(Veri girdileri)
════════

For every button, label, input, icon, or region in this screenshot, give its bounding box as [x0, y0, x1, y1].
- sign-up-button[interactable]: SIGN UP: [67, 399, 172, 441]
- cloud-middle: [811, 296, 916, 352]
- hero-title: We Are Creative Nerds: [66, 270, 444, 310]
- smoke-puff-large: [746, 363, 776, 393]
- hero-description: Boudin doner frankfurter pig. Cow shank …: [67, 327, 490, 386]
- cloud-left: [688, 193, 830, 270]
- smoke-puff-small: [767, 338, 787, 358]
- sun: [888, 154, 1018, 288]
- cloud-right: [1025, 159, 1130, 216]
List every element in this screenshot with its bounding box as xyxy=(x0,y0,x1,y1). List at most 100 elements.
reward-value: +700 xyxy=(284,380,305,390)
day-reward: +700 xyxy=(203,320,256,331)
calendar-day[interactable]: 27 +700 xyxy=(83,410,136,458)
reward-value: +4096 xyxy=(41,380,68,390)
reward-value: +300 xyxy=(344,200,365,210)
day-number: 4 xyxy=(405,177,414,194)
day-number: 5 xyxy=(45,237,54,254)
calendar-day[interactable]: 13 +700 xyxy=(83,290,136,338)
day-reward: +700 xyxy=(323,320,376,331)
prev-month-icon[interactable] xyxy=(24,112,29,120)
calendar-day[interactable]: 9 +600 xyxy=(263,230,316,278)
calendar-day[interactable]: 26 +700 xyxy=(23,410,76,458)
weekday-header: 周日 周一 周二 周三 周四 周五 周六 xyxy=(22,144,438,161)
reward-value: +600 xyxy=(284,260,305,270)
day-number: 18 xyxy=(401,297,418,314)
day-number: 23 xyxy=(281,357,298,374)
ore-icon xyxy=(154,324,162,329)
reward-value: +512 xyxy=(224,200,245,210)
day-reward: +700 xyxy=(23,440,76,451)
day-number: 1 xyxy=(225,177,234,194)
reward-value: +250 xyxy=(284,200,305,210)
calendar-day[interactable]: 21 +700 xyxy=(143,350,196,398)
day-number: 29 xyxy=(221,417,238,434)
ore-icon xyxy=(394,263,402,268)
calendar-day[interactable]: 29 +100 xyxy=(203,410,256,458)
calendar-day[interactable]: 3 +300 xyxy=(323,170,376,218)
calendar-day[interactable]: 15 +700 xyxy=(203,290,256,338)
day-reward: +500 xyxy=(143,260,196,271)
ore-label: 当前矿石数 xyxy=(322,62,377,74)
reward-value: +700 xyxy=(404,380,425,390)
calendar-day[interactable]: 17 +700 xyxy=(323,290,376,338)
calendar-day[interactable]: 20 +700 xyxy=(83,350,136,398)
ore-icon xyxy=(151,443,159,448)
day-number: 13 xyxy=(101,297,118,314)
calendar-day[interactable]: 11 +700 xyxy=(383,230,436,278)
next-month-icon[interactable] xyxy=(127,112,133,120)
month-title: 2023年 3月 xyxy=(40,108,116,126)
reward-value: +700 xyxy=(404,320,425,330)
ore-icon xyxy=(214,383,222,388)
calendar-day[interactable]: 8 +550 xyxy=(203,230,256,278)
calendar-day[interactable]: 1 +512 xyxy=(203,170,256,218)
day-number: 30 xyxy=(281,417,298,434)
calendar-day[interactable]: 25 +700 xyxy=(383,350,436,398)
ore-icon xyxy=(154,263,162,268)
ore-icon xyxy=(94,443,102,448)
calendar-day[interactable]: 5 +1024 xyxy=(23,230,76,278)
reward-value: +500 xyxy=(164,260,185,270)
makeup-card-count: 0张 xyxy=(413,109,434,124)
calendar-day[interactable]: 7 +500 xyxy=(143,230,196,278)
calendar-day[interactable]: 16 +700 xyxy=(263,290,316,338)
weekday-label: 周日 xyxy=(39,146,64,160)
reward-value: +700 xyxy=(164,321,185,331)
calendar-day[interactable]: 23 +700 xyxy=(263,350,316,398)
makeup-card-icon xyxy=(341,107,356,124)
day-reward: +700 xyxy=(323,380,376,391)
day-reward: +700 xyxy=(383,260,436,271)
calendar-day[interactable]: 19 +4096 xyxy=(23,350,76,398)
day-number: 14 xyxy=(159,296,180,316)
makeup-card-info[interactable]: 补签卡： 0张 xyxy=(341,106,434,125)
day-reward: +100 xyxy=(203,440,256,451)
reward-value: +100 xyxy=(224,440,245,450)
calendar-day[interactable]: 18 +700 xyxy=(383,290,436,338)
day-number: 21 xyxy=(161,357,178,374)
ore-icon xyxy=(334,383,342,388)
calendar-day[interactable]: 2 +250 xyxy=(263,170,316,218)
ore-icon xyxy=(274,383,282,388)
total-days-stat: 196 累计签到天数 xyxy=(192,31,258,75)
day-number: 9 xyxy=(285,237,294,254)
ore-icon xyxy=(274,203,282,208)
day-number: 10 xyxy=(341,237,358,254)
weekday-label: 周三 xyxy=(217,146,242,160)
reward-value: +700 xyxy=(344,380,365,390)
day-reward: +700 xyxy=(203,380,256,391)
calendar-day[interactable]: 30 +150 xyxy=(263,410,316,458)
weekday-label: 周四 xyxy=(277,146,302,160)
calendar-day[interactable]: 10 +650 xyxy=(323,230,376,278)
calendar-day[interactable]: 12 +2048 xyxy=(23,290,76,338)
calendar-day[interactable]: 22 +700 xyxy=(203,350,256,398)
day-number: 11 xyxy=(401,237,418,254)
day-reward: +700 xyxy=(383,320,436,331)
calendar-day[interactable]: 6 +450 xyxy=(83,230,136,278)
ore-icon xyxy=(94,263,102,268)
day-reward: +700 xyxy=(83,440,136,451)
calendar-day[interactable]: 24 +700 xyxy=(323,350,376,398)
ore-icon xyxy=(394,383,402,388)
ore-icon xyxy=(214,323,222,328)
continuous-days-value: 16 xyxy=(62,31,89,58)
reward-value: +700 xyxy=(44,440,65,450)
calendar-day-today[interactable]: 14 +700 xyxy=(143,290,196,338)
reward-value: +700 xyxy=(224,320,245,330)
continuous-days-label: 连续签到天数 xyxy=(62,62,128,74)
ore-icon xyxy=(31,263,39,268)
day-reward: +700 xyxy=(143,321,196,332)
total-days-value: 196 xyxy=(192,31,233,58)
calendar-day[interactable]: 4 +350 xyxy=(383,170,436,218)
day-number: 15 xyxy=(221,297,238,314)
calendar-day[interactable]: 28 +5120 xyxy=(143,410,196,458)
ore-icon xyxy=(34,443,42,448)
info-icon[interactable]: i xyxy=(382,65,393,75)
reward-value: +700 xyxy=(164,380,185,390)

════════

• **Alıştırma Yönergesi**: Yukarıdaki girdilerde "card" dizesini barındıran satırların tamamını hiçbir değişiklik yapmadan döndürünüz.

• **Tam Çıktı**:
makeup-card-count: 0张 xyxy=(413,109,434,124)
makeup-card-icon xyxy=(341,107,356,124)
makeup-card-info[interactable]: 补签卡： 0张 xyxy=(341,106,434,125)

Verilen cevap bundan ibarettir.